▶ _Instructions to follow_
Which lines hold the word "servicio"? Copy each of them.

▶ _Material provided_
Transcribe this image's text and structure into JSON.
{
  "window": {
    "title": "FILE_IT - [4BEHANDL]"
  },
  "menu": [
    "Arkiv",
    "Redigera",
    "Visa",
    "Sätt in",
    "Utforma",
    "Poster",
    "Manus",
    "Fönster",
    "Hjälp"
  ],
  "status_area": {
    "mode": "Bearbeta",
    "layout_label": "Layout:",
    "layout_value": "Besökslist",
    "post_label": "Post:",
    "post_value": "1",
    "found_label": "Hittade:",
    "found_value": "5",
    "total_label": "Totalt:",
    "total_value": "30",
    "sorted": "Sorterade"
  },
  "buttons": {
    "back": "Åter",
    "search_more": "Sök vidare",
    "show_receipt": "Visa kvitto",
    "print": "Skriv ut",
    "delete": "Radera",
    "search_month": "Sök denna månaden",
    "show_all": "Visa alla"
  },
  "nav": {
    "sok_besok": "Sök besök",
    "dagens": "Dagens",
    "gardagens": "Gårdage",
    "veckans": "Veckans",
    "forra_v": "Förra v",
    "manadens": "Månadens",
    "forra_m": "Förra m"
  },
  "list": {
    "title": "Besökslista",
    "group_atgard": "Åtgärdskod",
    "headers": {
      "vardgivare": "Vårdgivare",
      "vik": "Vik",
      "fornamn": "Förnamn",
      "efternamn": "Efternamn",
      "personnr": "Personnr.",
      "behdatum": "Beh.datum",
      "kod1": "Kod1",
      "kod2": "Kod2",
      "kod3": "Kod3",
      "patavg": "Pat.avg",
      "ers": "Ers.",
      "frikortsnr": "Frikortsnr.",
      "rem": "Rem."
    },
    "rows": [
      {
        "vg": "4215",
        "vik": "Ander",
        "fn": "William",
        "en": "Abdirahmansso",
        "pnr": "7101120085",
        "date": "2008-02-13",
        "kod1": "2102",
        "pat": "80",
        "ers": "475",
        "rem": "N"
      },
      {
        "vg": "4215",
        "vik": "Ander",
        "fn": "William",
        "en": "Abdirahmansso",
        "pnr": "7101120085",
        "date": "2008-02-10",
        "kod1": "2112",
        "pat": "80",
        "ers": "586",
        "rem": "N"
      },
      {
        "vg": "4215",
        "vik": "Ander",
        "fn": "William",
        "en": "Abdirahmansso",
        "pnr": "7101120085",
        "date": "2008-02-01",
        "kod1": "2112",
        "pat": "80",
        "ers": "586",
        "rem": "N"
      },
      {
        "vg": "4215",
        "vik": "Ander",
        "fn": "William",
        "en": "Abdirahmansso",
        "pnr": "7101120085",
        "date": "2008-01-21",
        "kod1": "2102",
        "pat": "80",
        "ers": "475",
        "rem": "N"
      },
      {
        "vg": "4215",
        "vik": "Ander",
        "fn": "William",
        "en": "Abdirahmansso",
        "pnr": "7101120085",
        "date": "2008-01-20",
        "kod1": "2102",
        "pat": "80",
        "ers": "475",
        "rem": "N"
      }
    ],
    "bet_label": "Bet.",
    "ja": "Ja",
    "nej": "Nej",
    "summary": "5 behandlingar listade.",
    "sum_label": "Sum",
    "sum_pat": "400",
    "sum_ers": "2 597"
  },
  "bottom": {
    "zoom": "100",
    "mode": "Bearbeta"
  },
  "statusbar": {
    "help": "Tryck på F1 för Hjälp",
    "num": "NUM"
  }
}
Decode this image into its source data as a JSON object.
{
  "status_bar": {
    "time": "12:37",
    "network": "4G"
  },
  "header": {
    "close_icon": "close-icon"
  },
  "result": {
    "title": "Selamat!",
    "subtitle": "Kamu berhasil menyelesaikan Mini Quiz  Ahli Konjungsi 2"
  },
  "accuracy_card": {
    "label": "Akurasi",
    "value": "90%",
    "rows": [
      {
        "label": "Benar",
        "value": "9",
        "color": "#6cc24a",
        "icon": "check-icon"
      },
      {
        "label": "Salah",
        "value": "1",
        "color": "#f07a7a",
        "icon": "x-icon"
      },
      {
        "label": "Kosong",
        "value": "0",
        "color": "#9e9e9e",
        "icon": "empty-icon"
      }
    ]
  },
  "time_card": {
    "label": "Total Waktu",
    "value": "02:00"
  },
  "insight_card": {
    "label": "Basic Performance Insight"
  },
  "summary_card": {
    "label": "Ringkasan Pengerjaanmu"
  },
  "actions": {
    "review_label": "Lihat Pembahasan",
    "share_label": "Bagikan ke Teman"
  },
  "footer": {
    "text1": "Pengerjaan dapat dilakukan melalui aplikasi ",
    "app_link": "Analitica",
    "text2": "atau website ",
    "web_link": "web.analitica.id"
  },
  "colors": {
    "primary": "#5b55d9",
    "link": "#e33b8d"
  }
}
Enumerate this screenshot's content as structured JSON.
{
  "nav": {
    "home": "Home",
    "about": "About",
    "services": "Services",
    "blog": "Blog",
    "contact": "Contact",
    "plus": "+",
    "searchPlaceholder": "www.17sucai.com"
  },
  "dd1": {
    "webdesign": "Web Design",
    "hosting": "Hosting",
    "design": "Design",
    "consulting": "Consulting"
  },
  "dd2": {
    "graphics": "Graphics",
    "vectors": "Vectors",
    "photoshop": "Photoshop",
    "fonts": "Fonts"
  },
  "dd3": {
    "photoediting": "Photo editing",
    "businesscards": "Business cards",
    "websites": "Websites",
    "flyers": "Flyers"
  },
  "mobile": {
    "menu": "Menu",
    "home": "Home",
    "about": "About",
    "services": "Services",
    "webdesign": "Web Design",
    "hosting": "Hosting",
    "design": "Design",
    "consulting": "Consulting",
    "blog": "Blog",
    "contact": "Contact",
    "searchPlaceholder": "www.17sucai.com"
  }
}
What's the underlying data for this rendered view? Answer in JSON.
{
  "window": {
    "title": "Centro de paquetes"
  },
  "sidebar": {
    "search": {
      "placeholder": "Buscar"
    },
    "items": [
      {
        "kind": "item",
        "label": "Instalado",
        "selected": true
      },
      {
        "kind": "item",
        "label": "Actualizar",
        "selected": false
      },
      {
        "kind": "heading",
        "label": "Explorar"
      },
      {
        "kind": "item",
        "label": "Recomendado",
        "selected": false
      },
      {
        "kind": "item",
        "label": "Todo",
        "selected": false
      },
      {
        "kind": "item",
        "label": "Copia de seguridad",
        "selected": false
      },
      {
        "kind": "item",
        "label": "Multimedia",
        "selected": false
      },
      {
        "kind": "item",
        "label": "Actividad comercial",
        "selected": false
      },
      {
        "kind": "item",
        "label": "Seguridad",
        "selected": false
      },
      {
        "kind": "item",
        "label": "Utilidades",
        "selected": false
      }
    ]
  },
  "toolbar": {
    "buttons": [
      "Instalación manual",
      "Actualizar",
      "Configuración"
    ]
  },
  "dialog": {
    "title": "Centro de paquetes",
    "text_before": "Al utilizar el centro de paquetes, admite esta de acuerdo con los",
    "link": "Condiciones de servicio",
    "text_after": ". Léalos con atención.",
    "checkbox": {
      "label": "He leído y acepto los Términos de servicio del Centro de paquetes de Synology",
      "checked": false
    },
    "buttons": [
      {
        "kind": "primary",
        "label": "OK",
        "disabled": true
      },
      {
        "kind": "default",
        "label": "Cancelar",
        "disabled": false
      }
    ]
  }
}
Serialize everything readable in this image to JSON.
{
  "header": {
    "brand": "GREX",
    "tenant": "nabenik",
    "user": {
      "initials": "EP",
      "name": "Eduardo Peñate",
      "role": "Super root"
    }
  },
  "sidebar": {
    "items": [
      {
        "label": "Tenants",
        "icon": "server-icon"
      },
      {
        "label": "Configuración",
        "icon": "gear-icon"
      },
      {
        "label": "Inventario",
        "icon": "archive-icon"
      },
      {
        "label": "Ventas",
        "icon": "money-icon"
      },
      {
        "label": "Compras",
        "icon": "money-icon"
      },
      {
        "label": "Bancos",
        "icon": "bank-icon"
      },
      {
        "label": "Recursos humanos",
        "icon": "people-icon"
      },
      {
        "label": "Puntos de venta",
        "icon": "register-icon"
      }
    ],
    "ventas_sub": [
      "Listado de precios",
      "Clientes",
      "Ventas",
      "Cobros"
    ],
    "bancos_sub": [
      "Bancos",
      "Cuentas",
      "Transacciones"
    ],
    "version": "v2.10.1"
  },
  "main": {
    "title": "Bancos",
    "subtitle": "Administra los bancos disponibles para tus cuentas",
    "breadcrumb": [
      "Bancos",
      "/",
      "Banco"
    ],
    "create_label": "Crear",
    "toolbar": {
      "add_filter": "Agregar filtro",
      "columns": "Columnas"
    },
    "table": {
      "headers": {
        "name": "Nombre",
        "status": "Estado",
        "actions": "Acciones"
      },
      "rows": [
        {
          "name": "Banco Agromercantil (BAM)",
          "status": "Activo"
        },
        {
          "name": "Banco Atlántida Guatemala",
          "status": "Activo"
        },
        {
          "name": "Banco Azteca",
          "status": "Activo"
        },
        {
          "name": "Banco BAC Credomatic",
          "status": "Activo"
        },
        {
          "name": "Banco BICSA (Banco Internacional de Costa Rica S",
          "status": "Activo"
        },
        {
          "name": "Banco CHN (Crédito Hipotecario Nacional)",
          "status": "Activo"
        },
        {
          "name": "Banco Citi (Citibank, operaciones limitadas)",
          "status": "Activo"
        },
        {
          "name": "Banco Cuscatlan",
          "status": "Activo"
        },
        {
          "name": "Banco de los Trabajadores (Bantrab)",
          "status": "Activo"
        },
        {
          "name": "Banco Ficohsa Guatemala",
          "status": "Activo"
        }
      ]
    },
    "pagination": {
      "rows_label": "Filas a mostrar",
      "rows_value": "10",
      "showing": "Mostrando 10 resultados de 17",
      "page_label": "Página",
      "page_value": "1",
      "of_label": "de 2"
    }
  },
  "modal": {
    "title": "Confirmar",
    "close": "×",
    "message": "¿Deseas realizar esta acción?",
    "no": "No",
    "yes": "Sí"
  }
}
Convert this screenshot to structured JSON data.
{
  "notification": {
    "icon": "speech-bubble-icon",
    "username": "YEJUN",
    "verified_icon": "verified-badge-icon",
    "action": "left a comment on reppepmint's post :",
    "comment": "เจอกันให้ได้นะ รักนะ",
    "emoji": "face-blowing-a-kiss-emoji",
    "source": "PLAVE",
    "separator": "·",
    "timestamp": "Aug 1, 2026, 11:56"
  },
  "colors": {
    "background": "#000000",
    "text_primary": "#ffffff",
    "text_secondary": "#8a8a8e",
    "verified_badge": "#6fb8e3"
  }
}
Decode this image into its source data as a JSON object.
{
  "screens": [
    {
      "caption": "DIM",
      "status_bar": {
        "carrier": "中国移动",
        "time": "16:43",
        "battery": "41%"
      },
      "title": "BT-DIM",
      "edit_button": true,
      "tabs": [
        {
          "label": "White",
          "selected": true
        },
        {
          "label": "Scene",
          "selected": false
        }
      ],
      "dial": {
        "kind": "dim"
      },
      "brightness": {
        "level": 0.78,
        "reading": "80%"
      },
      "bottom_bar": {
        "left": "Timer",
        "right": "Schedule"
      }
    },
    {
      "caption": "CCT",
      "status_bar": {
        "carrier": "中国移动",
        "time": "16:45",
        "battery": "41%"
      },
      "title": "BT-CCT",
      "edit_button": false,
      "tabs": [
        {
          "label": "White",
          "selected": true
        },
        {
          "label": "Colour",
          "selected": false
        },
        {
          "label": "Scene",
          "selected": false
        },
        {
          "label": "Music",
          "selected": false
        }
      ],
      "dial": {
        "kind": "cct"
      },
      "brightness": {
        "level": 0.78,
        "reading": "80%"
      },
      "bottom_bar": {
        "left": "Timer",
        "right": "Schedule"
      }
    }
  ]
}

▶ _The reply_
    "link": "Condiciones de servicio",
      "label": "He leído y acepto los Términos de servicio del Centro de paquetes de Synology",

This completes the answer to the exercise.